**Problem:**
Extract all lines containing "icon".

# Exercise materials start

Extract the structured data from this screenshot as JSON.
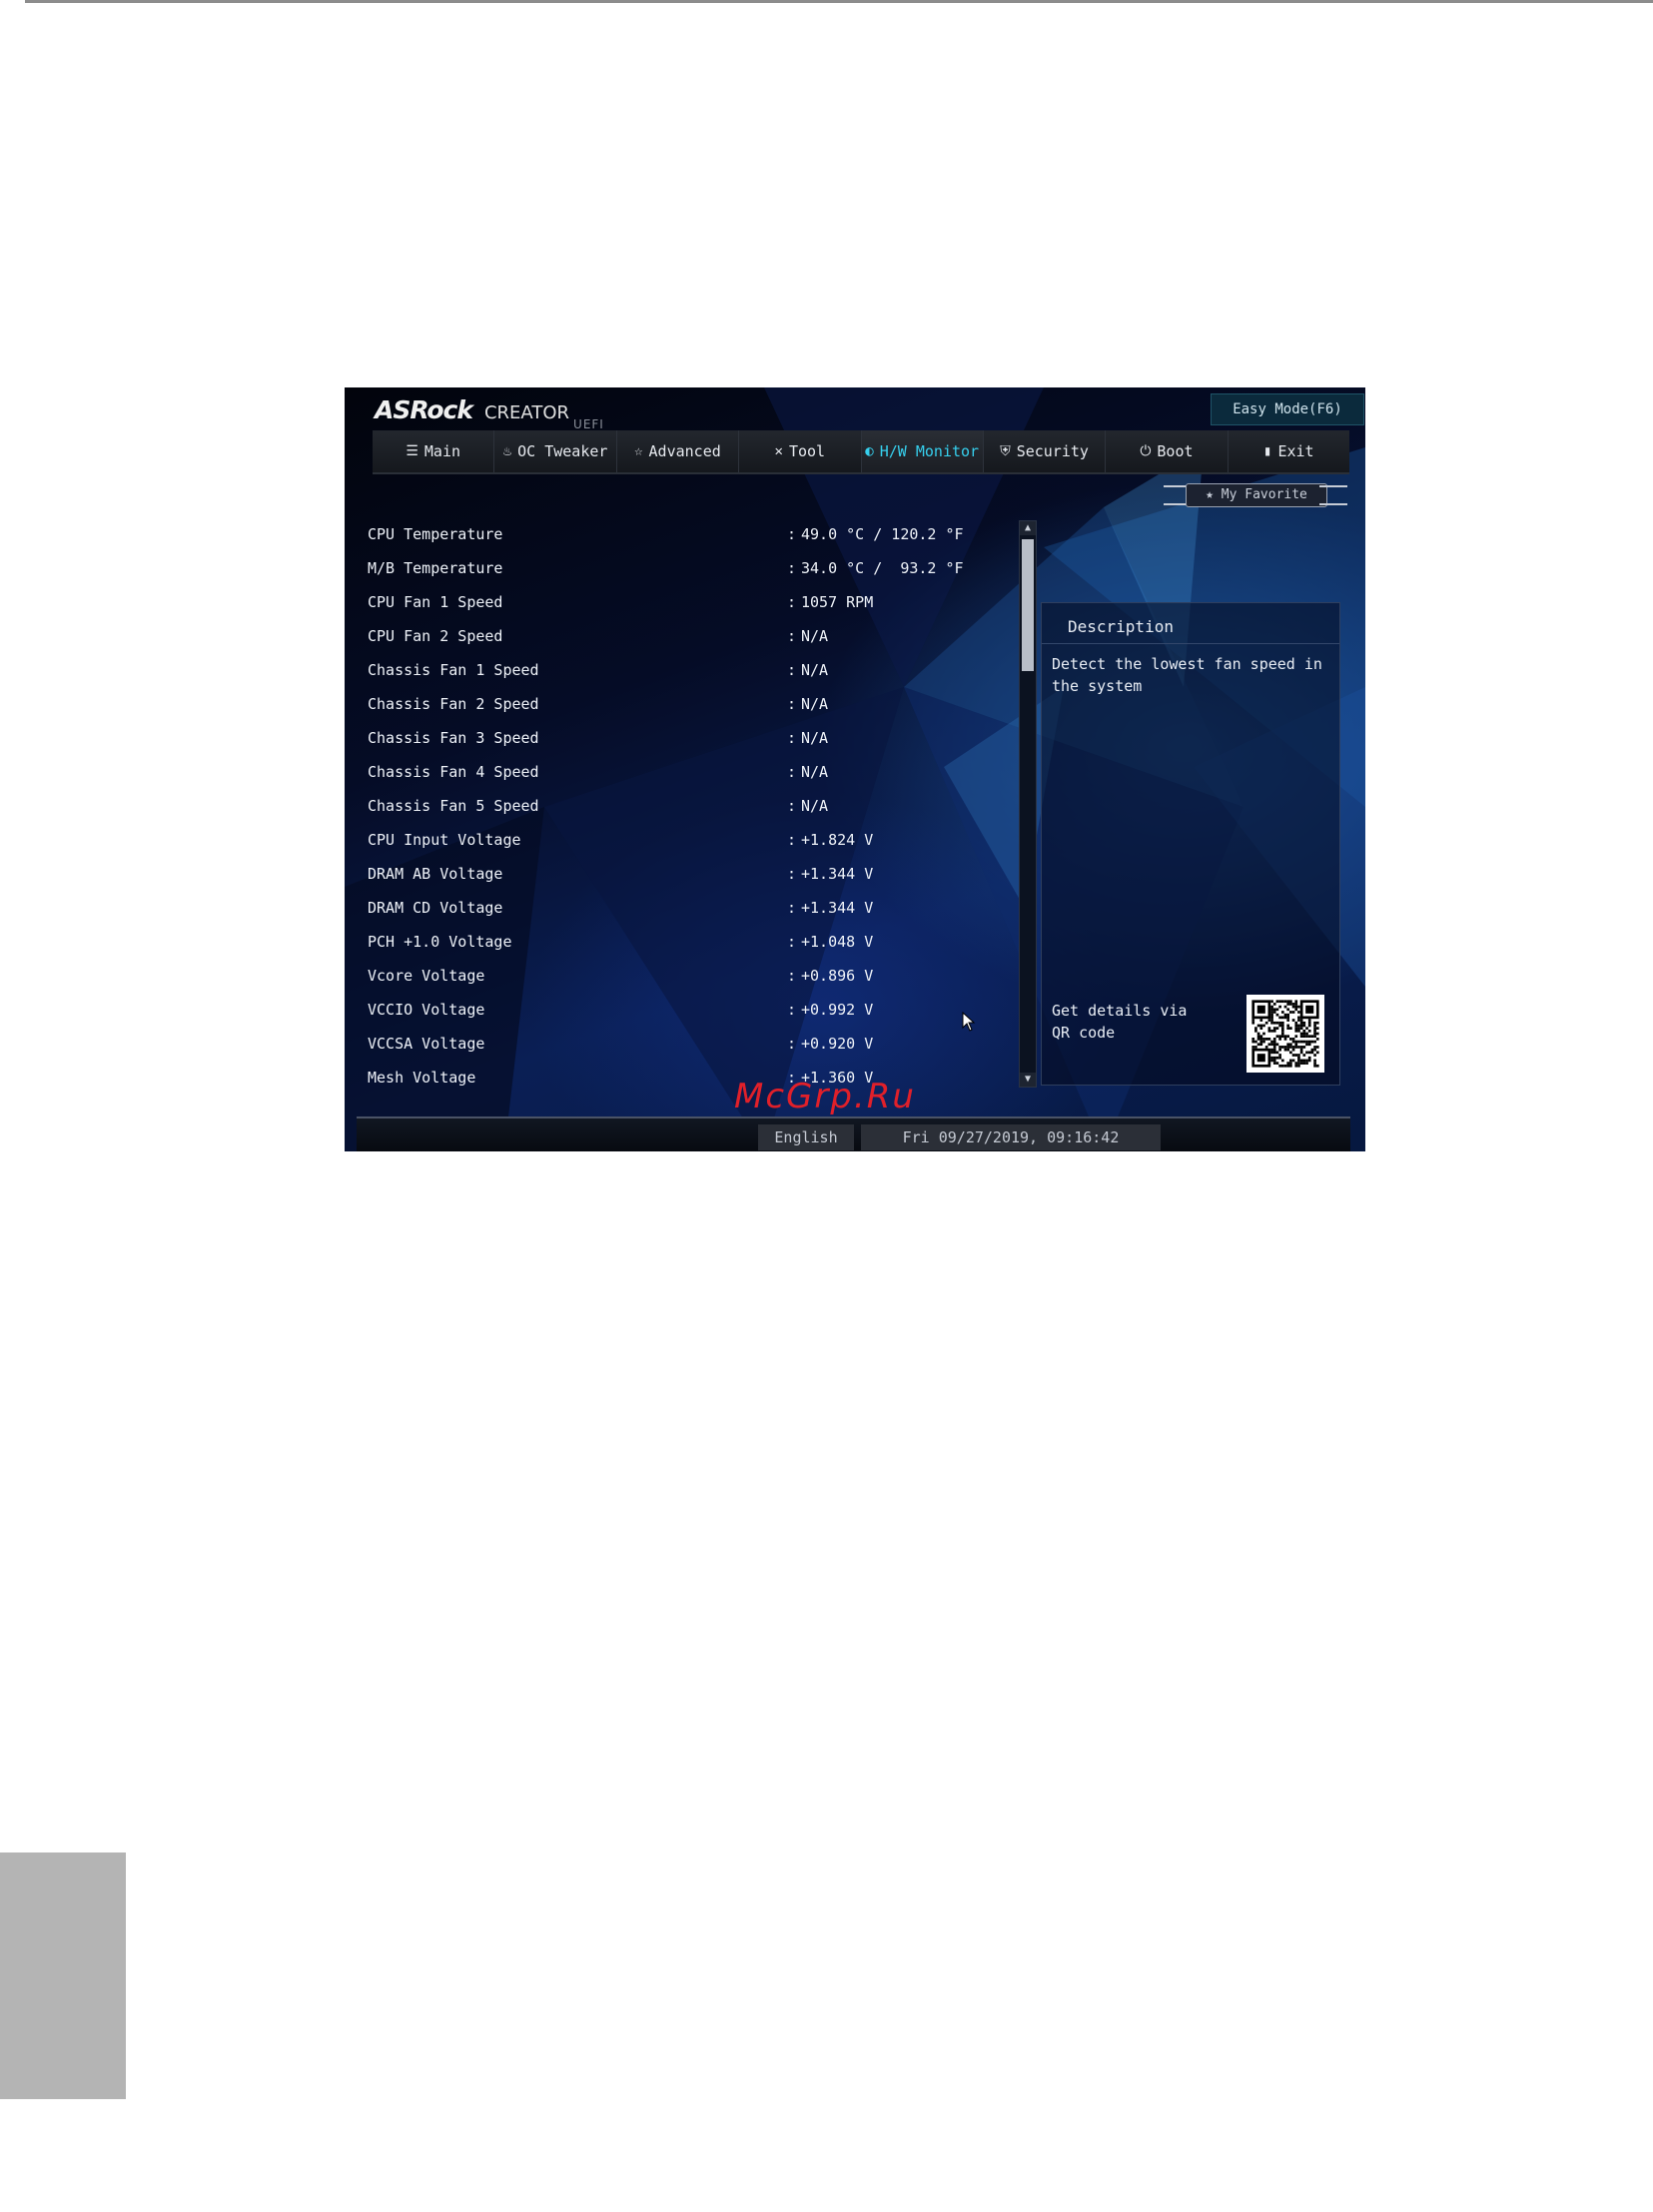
{
  "header": {
    "brand_logo": "ASRock",
    "brand_name": "CREATOR",
    "brand_sub": "UEFI",
    "easy_mode": "Easy Mode(F6)"
  },
  "tabs": [
    {
      "label": "Main",
      "icon": "list-icon",
      "glyph": "☰",
      "active": false
    },
    {
      "label": "OC Tweaker",
      "icon": "flame-icon",
      "glyph": "♨",
      "active": false
    },
    {
      "label": "Advanced",
      "icon": "star-icon",
      "glyph": "☆",
      "active": false
    },
    {
      "label": "Tool",
      "icon": "tools-icon",
      "glyph": "✕",
      "active": false
    },
    {
      "label": "H/W Monitor",
      "icon": "monitor-icon",
      "glyph": "◐",
      "active": true
    },
    {
      "label": "Security",
      "icon": "shield-icon",
      "glyph": "⛨",
      "active": false
    },
    {
      "label": "Boot",
      "icon": "power-icon",
      "glyph": "⏻",
      "active": false
    },
    {
      "label": "Exit",
      "icon": "exit-icon",
      "glyph": "▮",
      "active": false
    }
  ],
  "favorite": {
    "label": "My Favorite",
    "icon": "star-icon"
  },
  "rows": [
    {
      "label": "CPU Temperature",
      "colon": ":",
      "value": "49.0 °C / 120.2 °F"
    },
    {
      "label": "M/B Temperature",
      "colon": ":",
      "value": "34.0 °C /  93.2 °F"
    },
    {
      "label": "CPU Fan 1 Speed",
      "colon": ":",
      "value": "1057 RPM"
    },
    {
      "label": "CPU Fan 2 Speed",
      "colon": ":",
      "value": "N/A"
    },
    {
      "label": "Chassis Fan 1 Speed",
      "colon": ":",
      "value": "N/A"
    },
    {
      "label": "Chassis Fan 2 Speed",
      "colon": ":",
      "value": "N/A"
    },
    {
      "label": "Chassis Fan 3 Speed",
      "colon": ":",
      "value": "N/A"
    },
    {
      "label": "Chassis Fan 4 Speed",
      "colon": ":",
      "value": "N/A"
    },
    {
      "label": "Chassis Fan 5 Speed",
      "colon": ":",
      "value": "N/A"
    },
    {
      "label": "CPU Input Voltage",
      "colon": ":",
      "value": "+1.824 V"
    },
    {
      "label": "DRAM AB Voltage",
      "colon": ":",
      "value": "+1.344 V"
    },
    {
      "label": "DRAM CD Voltage",
      "colon": ":",
      "value": "+1.344 V"
    },
    {
      "label": "PCH +1.0 Voltage",
      "colon": ":",
      "value": "+1.048 V"
    },
    {
      "label": "Vcore Voltage",
      "colon": ":",
      "value": "+0.896 V"
    },
    {
      "label": "VCCIO Voltage",
      "colon": ":",
      "value": "+0.992 V"
    },
    {
      "label": "VCCSA Voltage",
      "colon": ":",
      "value": "+0.920 V"
    },
    {
      "label": "Mesh Voltage",
      "colon": ":",
      "value": "+1.360 V"
    }
  ],
  "description": {
    "title": "Description",
    "text": "Detect the lowest fan speed in the system",
    "qr_text": "Get details via QR code"
  },
  "footer": {
    "language": "English",
    "datetime": "Fri 09/27/2019, 09:16:42"
  },
  "watermark": "McGrp.Ru",
  "colors": {
    "accent": "#36d0ee",
    "watermark": "#e0202a"
  }
}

# Exercise materials end

**Output below:**
      "icon": "list-icon",
      "icon": "flame-icon",
      "icon": "star-icon",
      "icon": "tools-icon",
      "icon": "monitor-icon",
      "icon": "shield-icon",
      "icon": "power-icon",
      "icon": "exit-icon",
    "icon": "star-icon"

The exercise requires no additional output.